Write out each record again exactly as it stands.

begin

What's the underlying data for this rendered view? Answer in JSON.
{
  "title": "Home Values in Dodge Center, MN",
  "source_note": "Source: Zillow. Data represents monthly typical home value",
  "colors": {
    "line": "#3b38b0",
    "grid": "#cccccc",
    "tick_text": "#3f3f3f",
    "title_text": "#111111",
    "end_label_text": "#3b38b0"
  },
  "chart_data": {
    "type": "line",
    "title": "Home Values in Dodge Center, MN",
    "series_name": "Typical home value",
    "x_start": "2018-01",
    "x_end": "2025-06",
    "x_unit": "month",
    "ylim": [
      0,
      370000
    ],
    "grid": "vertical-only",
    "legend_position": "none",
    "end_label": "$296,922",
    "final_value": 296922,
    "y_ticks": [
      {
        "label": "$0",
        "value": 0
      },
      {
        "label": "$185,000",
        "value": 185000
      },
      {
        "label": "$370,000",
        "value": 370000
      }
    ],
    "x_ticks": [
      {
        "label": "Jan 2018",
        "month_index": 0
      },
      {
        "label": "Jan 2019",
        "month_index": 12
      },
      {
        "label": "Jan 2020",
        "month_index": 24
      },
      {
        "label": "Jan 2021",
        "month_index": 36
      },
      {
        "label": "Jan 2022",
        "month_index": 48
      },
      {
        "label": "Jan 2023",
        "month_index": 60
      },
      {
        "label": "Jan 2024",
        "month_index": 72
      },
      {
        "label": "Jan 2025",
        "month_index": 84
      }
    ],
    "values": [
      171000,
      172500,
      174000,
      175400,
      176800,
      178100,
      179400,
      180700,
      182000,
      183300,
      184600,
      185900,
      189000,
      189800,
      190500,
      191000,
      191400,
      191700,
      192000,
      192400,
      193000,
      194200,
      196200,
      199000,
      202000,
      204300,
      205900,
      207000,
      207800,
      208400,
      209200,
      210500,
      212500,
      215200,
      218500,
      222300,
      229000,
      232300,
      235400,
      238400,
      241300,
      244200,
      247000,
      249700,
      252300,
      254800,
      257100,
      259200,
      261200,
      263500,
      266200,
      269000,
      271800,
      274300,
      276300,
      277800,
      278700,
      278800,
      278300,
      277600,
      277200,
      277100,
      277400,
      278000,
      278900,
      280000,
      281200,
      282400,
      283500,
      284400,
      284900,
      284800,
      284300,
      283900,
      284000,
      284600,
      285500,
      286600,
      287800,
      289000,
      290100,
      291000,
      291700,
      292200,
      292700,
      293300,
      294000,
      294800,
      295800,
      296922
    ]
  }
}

end

Problem solution >>
What's the underlying data for this rendered view? Answer in JSON.
{
  "title": "Home Values in Dodge Center, MN",
  "source_note": "Source: Zillow. Data represents monthly typical home value",
  "colors": {
    "line": "#3b38b0",
    "grid": "#cccccc",
    "tick_text": "#3f3f3f",
    "title_text": "#111111",
    "end_label_text": "#3b38b0"
  },
  "chart_data": {
    "type": "line",
    "title": "Home Values in Dodge Center, MN",
    "series_name": "Typical home value",
    "x_start": "2018-01",
    "x_end": "2025-06",
    "x_unit": "month",
    "ylim": [
      0,
      370000
    ],
    "grid": "vertical-only",
    "legend_position": "none",
    "end_label": "$296,922",
    "final_value": 296922,
    "y_ticks": [
      {
        "label": "$0",
        "value": 0
      },
      {
        "label": "$185,000",
        "value": 185000
      },
      {
        "label": "$370,000",
        "value": 370000
      }
    ],
    "x_ticks": [
      {
        "label": "Jan 2018",
        "month_index": 0
      },
      {
        "label": "Jan 2019",
        "month_index": 12
      },
      {
        "label": "Jan 2020",
        "month_index": 24
      },
      {
        "label": "Jan 2021",
        "month_index": 36
      },
      {
        "label": "Jan 2022",
        "month_index": 48
      },
      {
        "label": "Jan 2023",
        "month_index": 60
      },
      {
        "label": "Jan 2024",
        "month_index": 72
      },
      {
        "label": "Jan 2025",
        "month_index": 84
      }
    ],
    "values": [
      171000,
      172500,
      174000,
      175400,
      176800,
      178100,
      179400,
      180700,
      182000,
      183300,
      184600,
      185900,
      189000,
      189800,
      190500,
      191000,
      191400,
      191700,
      192000,
      192400,
      193000,
      194200,
      196200,
      199000,
      202000,
      204300,
      205900,
      207000,
      207800,
      208400,
      209200,
      210500,
      212500,
      215200,
      218500,
      222300,
      229000,
      232300,
      235400,
      238400,
      241300,
      244200,
      247000,
      249700,
      252300,
      254800,
      257100,
      259200,
      261200,
      263500,
      266200,
      269000,
      271800,
      274300,
      276300,
      277800,
      278700,
      278800,
      278300,
      277600,
      277200,
      277100,
      277400,
      278000,
      278900,
      280000,
      281200,
      282400,
      283500,
      284400,
      284900,
      284800,
      284300,
      283900,
      284000,
      284600,
      285500,
      286600,
      287800,
      289000,
      290100,
      291000,
      291700,
      292200,
      292700,
      293300,
      294000,
      294800,
      295800,
      296922
    ]
  }
}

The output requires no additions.